--- START OF Supplied data ---
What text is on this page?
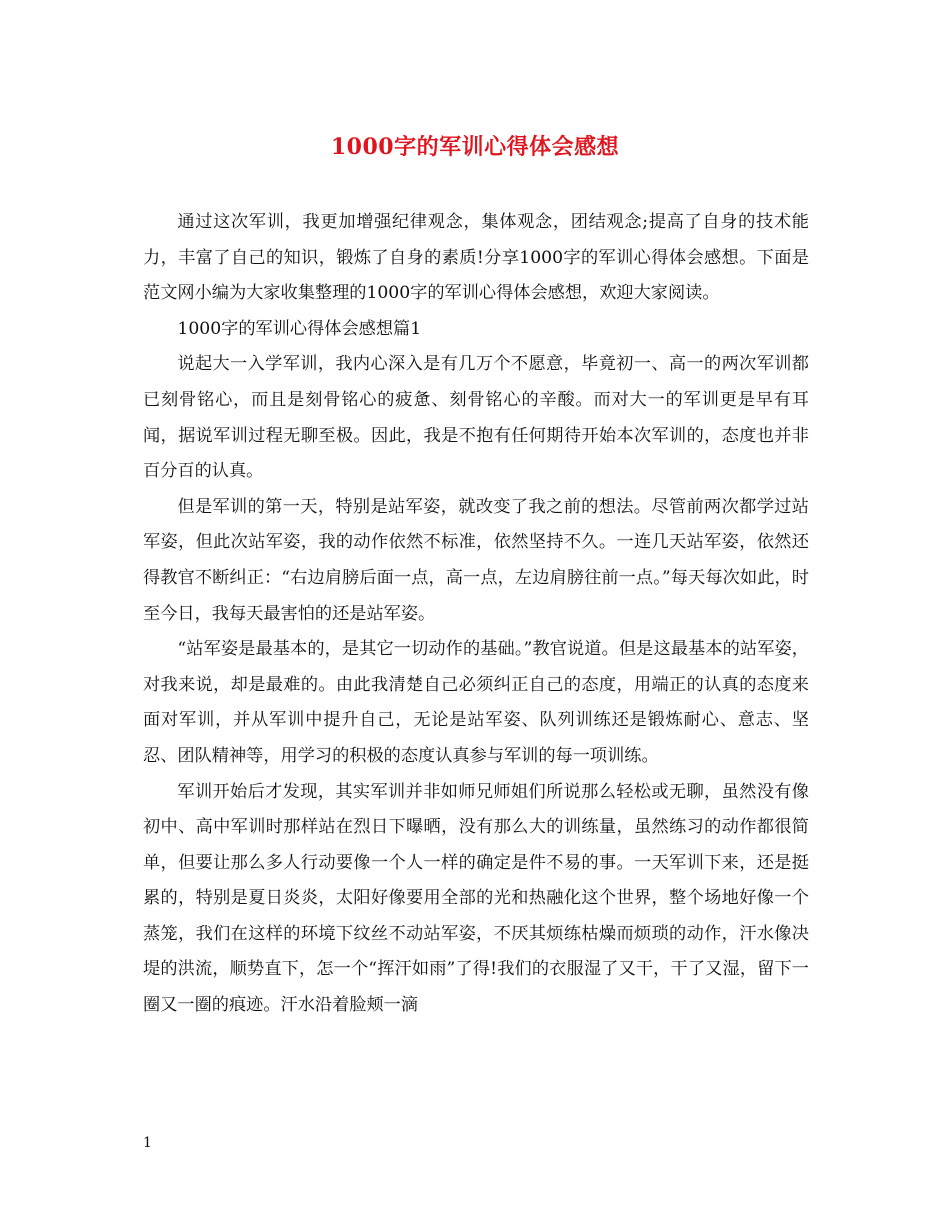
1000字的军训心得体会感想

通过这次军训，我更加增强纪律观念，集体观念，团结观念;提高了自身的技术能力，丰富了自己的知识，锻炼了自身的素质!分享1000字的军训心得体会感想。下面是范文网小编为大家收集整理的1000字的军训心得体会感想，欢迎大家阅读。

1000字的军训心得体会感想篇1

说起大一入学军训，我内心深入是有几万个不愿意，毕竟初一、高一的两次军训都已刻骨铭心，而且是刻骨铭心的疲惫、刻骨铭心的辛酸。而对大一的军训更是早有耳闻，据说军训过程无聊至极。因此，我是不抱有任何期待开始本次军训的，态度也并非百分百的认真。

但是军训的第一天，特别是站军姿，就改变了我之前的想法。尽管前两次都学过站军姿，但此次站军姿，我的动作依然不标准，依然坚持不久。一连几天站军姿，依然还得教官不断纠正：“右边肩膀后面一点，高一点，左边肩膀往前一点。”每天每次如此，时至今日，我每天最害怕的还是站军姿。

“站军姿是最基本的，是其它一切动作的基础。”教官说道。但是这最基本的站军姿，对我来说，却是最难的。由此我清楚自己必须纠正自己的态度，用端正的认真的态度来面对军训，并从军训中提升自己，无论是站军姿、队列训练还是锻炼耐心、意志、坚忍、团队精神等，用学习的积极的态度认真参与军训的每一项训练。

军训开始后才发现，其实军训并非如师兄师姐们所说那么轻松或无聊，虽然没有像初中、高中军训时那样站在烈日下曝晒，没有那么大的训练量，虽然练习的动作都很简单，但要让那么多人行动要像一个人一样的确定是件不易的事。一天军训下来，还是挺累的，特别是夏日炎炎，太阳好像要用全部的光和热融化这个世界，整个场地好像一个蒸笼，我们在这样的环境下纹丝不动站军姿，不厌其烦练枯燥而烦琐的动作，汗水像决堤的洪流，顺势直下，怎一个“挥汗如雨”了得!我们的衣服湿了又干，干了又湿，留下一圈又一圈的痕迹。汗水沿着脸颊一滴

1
--- END OF Supplied data ---
--- START OF Supplied data ---
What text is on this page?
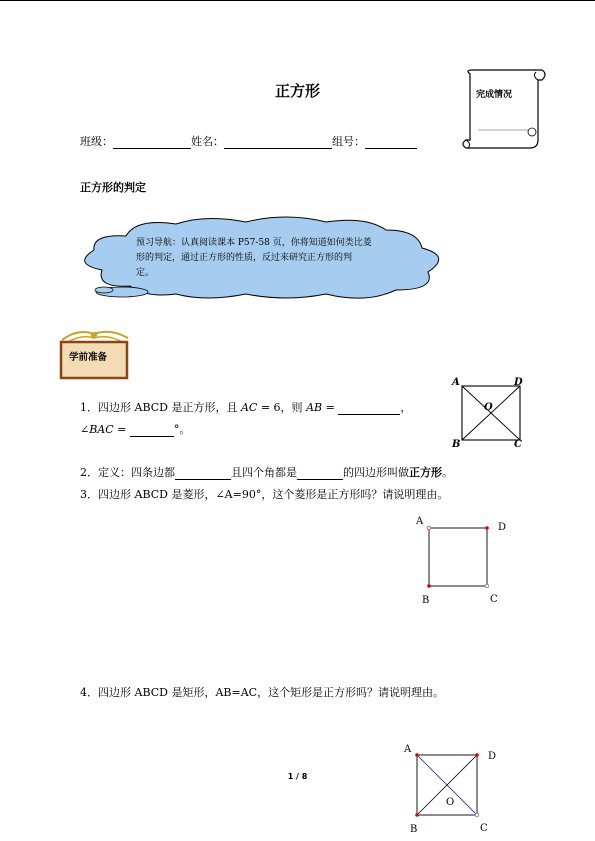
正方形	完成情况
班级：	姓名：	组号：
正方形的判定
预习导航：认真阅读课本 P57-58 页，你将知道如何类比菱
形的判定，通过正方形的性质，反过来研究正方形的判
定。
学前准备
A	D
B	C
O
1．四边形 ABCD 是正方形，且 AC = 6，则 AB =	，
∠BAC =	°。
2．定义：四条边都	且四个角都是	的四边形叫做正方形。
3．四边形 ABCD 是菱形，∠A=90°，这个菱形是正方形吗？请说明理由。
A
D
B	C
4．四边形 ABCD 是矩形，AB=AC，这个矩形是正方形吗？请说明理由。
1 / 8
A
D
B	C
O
--- END OF Supplied data ---
--- START OF Supplied data ---
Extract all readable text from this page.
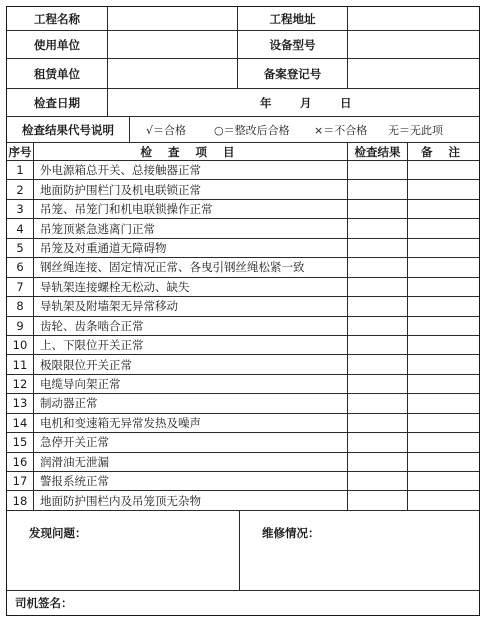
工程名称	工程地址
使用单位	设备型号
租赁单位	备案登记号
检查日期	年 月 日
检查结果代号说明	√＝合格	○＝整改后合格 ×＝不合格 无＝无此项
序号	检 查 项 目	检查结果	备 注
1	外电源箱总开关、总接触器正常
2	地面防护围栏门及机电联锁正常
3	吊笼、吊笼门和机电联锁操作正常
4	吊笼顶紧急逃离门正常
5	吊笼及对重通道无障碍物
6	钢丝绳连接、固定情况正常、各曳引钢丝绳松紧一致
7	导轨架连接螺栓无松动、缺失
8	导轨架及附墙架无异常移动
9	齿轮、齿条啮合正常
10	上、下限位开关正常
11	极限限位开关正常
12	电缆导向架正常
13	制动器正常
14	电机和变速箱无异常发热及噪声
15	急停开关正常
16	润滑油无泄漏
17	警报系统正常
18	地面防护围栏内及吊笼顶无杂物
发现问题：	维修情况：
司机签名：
--- END OF Supplied data ---
Using the material above, count the lines containing the word "ABCD". Reply with the number alone.

3